What you have to do —
Read the listing and extract each line that includes the word "nListesi".

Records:

_ _ _

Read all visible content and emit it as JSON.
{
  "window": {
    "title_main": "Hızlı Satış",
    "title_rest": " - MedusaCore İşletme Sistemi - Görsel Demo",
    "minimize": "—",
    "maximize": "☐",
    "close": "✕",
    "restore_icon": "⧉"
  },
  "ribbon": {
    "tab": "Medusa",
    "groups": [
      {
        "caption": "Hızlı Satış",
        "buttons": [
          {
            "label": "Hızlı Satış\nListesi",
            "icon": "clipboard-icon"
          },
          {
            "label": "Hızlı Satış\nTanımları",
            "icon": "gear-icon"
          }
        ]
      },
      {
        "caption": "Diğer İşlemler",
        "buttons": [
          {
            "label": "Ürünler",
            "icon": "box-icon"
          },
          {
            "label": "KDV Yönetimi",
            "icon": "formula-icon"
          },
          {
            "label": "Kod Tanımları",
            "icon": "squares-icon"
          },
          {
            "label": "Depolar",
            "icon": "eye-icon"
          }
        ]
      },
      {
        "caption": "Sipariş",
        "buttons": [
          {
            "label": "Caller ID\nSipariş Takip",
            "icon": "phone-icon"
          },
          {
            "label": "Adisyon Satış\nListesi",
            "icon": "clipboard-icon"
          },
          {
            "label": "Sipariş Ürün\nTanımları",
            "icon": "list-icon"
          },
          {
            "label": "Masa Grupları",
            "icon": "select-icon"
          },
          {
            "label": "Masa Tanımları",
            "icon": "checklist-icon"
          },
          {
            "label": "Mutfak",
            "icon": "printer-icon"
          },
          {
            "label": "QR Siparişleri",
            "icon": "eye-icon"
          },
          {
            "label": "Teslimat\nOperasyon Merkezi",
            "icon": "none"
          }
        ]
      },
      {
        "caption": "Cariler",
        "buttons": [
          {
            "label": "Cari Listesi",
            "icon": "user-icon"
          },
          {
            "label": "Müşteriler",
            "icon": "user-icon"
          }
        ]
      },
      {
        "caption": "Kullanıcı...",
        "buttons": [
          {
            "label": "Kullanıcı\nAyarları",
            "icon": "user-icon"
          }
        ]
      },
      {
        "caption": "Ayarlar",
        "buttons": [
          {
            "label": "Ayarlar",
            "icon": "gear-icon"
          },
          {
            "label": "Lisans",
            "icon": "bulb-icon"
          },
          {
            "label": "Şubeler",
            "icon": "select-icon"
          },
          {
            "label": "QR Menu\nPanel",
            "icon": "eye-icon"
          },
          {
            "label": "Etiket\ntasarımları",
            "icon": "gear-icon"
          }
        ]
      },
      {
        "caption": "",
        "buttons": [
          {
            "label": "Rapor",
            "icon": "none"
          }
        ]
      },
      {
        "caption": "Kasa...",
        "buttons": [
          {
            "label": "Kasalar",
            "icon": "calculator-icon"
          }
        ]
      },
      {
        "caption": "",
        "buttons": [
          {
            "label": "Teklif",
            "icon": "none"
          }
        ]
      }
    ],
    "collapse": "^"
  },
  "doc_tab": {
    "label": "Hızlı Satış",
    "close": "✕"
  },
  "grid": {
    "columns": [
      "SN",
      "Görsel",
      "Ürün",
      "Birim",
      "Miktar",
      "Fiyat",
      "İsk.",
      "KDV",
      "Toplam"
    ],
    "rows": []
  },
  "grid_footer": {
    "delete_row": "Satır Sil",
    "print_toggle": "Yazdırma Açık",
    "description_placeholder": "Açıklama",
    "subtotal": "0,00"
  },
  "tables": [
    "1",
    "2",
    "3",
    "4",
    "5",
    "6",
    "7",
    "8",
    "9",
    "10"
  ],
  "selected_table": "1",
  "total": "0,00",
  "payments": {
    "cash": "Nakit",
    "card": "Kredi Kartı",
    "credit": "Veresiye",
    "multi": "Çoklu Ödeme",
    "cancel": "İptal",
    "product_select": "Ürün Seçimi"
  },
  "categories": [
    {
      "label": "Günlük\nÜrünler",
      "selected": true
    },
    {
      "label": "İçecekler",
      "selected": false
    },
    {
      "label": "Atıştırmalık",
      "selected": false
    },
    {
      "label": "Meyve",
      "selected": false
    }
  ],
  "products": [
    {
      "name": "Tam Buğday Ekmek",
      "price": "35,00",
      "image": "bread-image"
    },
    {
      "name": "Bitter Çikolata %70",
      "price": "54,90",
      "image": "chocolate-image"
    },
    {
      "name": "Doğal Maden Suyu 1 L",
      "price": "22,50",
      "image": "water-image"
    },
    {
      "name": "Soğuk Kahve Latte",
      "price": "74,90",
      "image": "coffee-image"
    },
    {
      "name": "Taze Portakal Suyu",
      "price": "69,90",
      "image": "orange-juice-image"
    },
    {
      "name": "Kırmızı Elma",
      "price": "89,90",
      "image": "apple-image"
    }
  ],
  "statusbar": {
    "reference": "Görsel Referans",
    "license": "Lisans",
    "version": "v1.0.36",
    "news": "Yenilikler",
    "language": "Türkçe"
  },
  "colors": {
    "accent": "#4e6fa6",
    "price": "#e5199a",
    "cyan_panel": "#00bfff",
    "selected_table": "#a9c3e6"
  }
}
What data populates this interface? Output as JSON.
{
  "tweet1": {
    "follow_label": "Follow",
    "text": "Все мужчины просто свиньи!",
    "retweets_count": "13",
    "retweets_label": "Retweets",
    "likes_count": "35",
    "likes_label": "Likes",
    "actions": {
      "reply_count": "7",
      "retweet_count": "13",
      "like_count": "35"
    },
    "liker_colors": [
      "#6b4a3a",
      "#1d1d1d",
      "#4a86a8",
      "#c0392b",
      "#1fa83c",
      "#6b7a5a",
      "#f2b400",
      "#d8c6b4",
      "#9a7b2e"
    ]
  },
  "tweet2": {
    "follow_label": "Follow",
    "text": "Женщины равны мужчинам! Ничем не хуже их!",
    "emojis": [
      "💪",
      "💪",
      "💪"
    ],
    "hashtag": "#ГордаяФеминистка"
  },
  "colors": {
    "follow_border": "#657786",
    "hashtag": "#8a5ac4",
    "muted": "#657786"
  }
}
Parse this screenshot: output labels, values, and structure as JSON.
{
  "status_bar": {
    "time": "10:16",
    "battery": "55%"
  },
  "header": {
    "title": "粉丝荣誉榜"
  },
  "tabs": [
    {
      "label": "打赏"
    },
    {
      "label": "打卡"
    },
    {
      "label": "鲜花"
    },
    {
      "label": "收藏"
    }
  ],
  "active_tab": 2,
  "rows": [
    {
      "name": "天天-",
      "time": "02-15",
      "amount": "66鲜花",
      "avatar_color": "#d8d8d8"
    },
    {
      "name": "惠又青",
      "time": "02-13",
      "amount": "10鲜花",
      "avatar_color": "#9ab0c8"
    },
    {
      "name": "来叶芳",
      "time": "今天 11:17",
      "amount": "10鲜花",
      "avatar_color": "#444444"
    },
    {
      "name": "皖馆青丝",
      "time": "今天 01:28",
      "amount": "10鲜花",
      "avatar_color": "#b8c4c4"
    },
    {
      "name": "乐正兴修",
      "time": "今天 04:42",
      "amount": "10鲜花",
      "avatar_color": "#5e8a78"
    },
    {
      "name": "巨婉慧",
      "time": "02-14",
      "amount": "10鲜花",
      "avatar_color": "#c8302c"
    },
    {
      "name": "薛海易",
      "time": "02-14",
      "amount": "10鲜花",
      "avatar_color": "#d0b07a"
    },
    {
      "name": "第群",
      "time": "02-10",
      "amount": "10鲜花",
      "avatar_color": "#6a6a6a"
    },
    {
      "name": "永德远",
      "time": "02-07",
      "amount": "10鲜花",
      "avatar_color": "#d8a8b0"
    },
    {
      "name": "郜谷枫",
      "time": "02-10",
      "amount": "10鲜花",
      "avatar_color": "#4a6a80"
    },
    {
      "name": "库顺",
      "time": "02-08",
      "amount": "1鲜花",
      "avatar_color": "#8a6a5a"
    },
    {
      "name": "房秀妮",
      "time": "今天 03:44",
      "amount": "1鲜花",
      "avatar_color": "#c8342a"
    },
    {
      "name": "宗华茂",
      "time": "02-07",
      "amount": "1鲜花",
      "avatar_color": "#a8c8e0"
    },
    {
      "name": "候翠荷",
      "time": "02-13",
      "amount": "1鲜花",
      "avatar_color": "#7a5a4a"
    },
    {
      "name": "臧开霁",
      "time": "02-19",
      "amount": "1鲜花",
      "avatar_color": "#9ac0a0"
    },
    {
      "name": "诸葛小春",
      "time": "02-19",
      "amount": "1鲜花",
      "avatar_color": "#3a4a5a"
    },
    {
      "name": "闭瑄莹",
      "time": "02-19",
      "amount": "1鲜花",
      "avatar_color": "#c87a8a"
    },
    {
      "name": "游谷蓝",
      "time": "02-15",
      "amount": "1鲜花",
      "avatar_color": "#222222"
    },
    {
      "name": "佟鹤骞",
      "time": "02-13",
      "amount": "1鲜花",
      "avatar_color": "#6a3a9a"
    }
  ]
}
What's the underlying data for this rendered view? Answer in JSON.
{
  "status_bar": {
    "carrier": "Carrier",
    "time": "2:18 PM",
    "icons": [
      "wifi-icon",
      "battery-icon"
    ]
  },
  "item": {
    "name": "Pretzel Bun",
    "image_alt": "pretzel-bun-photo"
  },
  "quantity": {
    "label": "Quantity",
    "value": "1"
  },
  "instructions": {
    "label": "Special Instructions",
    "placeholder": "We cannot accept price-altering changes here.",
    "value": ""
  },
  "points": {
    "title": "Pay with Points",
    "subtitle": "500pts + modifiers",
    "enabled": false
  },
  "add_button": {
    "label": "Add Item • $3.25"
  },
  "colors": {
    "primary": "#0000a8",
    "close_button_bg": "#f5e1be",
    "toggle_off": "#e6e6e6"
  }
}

_ _ _

Written answer —
            "label": "Hızlı Satış\nListesi",
            "label": "Adisyon Satış\nListesi",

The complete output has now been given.